- Tarea escrita 1 -
Transcribe sin cambios el tramo de las filas que va desde su inicio hasta la línea que contiene "37, 397, 59]", ambos extremos incluidos.

- Fragmento -
«12 años de esclavitud» el fantasma de la libertad
La incisiva mirada de Nicolás Prividera se posa en 12 años de esclavitud, film del inglés Steve McQueen que le valió el Óscar a mejor película en 2014.
1. Steve McQueen era un actor que se hizo famoso en los años ‘60 gracias a su reencarnación del tipo duro bogartiano (lo apodaban the king of cool), así que no podía ser desconocido para ningún McQueen que por aquellos años tuviera que elegir nombre para su hijo. Sea como sea, el actor murió aun más joven que Bogart y a esta altura ya no es tan recordado como para que un nuevo McQueen lamente la osada elección de sus padres al llegar a Hollywood. Pues este descendiente de afrocaribeñas, nacido y criado en el viejo mundo, iniciado como fotógrafo y “videoartista”, con sólo dos películas en su haber cosechó sendos premios en Cannes y Venecia, y finalmente llegó a la Meca del cine para realizar la tercera, consagratoria, con la que vuelve a las raíces y a la vez conquista América… Pero su mirada sobre la esclavitud denota que, como era esperable, parece haber perdido su libertad.

- Filas de entrada -
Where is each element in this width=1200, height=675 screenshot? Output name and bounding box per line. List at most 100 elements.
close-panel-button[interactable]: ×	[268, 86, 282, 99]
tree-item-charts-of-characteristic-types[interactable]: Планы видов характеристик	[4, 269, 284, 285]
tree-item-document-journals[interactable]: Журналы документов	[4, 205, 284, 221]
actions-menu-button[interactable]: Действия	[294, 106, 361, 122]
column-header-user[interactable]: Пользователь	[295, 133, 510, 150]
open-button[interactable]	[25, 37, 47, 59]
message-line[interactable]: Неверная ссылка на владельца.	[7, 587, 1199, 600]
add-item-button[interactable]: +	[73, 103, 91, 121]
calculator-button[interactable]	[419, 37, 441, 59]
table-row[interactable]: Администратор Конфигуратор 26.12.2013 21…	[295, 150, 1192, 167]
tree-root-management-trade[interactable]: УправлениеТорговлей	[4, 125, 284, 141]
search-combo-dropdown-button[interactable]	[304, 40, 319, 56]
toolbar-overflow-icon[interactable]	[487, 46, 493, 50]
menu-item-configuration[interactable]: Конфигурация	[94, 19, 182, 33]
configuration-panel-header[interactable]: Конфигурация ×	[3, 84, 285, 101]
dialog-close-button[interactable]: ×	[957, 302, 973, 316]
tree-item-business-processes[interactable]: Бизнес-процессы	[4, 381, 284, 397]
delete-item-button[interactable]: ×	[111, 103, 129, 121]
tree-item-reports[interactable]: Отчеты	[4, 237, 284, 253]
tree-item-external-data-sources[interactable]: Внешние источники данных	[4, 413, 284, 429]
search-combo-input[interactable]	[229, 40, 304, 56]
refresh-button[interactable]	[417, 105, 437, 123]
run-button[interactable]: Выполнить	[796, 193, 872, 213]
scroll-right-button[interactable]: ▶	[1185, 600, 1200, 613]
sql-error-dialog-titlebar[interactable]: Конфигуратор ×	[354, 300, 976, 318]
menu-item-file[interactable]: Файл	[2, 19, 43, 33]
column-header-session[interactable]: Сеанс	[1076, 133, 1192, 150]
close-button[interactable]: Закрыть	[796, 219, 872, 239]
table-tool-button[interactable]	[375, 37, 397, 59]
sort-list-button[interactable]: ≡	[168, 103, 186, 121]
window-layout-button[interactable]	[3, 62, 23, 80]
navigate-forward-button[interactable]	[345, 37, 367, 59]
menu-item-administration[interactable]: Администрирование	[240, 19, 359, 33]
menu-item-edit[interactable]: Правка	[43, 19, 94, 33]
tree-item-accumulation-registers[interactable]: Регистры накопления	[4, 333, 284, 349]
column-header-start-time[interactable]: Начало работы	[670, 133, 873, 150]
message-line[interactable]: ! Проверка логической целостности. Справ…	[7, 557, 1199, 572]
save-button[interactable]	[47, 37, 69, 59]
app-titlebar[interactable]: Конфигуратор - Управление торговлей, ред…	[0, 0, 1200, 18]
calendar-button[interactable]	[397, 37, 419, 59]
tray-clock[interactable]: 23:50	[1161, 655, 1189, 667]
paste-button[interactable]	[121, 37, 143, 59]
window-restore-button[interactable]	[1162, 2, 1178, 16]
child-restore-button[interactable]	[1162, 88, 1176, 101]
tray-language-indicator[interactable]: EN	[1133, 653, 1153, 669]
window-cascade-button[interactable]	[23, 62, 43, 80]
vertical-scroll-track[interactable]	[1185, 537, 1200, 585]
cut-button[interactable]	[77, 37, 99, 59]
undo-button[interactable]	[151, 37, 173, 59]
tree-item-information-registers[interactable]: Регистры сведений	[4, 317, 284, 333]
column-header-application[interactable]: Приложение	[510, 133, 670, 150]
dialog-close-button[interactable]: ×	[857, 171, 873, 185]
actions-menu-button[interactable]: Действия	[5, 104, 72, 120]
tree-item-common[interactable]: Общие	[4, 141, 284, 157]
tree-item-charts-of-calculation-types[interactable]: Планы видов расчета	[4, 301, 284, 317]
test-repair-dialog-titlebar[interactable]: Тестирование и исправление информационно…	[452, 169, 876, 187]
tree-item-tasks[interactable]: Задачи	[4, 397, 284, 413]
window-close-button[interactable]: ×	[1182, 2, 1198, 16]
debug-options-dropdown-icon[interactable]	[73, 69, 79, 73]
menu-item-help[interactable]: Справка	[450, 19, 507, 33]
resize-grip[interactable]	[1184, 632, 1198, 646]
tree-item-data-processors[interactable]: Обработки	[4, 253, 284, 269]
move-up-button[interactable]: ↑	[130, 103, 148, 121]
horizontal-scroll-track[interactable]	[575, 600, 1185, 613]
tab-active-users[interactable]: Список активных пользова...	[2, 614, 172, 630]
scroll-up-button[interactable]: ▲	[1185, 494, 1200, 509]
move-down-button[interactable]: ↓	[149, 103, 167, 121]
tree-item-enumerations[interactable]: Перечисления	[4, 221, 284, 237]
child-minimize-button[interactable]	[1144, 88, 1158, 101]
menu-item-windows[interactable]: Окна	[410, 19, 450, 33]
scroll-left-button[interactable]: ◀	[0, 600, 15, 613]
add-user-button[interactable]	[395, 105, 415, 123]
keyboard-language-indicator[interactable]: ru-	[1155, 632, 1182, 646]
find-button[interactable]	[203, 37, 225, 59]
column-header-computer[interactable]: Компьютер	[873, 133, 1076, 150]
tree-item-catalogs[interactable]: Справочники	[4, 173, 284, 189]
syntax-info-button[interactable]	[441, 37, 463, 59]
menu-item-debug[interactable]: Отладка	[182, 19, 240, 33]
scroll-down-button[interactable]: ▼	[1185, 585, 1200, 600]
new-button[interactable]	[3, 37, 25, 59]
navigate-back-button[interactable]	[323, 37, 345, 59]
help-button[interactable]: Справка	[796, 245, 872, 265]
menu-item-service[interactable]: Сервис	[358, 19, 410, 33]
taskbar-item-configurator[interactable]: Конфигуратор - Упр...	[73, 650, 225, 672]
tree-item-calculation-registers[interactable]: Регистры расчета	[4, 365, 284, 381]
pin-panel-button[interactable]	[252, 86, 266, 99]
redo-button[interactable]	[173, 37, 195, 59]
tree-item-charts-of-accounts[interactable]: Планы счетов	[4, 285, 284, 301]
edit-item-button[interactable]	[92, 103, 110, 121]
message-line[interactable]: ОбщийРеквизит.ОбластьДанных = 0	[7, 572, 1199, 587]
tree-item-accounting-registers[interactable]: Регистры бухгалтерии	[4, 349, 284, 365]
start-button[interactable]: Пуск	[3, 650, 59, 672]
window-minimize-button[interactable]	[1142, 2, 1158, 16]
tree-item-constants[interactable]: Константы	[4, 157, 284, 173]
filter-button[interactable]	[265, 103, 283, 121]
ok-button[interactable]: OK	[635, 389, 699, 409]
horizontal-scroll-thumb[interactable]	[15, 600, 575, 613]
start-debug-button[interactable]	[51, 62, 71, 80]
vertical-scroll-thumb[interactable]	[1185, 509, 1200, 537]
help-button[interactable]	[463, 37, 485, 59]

- Tarea escrita 2 -
Reescribe como una lista más breve el párrafo de la reseña que empieza con "1. Steve McQueen era un actor", conservando sus datos principales.

- Respuesta escrita 1 -
Where is each element in this width=1200, height=675 screenshot? Output name and bounding box per line. List at most 100 elements.
close-panel-button[interactable]: ×	[268, 86, 282, 99]
tree-item-charts-of-characteristic-types[interactable]: Планы видов характеристик	[4, 269, 284, 285]
tree-item-document-journals[interactable]: Журналы документов	[4, 205, 284, 221]
actions-menu-button[interactable]: Действия	[294, 106, 361, 122]
column-header-user[interactable]: Пользователь	[295, 133, 510, 150]
open-button[interactable]	[25, 37, 47, 59]
message-line[interactable]: Неверная ссылка на владельца.	[7, 587, 1199, 600]
add-item-button[interactable]: +	[73, 103, 91, 121]
calculator-button[interactable]	[419, 37, 441, 59]
table-row[interactable]: Администратор Конфигуратор 26.12.2013 21…	[295, 150, 1192, 167]
tree-root-management-trade[interactable]: УправлениеТорговлей	[4, 125, 284, 141]
search-combo-dropdown-button[interactable]	[304, 40, 319, 56]
toolbar-overflow-icon[interactable]	[487, 46, 493, 50]
menu-item-configuration[interactable]: Конфигурация	[94, 19, 182, 33]
configuration-panel-header[interactable]: Конфигурация ×	[3, 84, 285, 101]
dialog-close-button[interactable]: ×	[957, 302, 973, 316]
tree-item-business-processes[interactable]: Бизнес-процессы	[4, 381, 284, 397]
delete-item-button[interactable]: ×	[111, 103, 129, 121]
tree-item-reports[interactable]: Отчеты	[4, 237, 284, 253]
tree-item-external-data-sources[interactable]: Внешние источники данных	[4, 413, 284, 429]
search-combo-input[interactable]	[229, 40, 304, 56]
refresh-button[interactable]	[417, 105, 437, 123]
run-button[interactable]: Выполнить	[796, 193, 872, 213]
scroll-right-button[interactable]: ▶	[1185, 600, 1200, 613]
sql-error-dialog-titlebar[interactable]: Конфигуратор ×	[354, 300, 976, 318]
menu-item-file[interactable]: Файл	[2, 19, 43, 33]
column-header-session[interactable]: Сеанс	[1076, 133, 1192, 150]
close-button[interactable]: Закрыть	[796, 219, 872, 239]
table-tool-button[interactable]	[375, 37, 397, 59]

- Respuesta escrita 2 -
- Steve McQueen fue un actor famoso en los años 60 por encarnar al tipo duro al estilo de Bogart y lo apodaban "the king of cool". Por eso ningún McQueen que eligiera entonces el nombre de su hijo podía desconocerlo.
- El actor murió aún más joven que Bogart. Hoy ya no es tan recordado como para que el nuevo McQueen lamente la elección de sus padres al llegar a Hollywood.
- El nuevo McQueen es descendiente de afrocaribeños, nació y se crió en el viejo mundo y se inició como fotógrafo y "videoartista".
- Con sus dos primeras películas obtuvo premios en Cannes y Venecia.
- En Hollywood rodó la tercera, consagratoria, con la que vuelve a las raíces y conquista América.
- Su mirada sobre la esclavitud indica que parece haber perdido su libertad.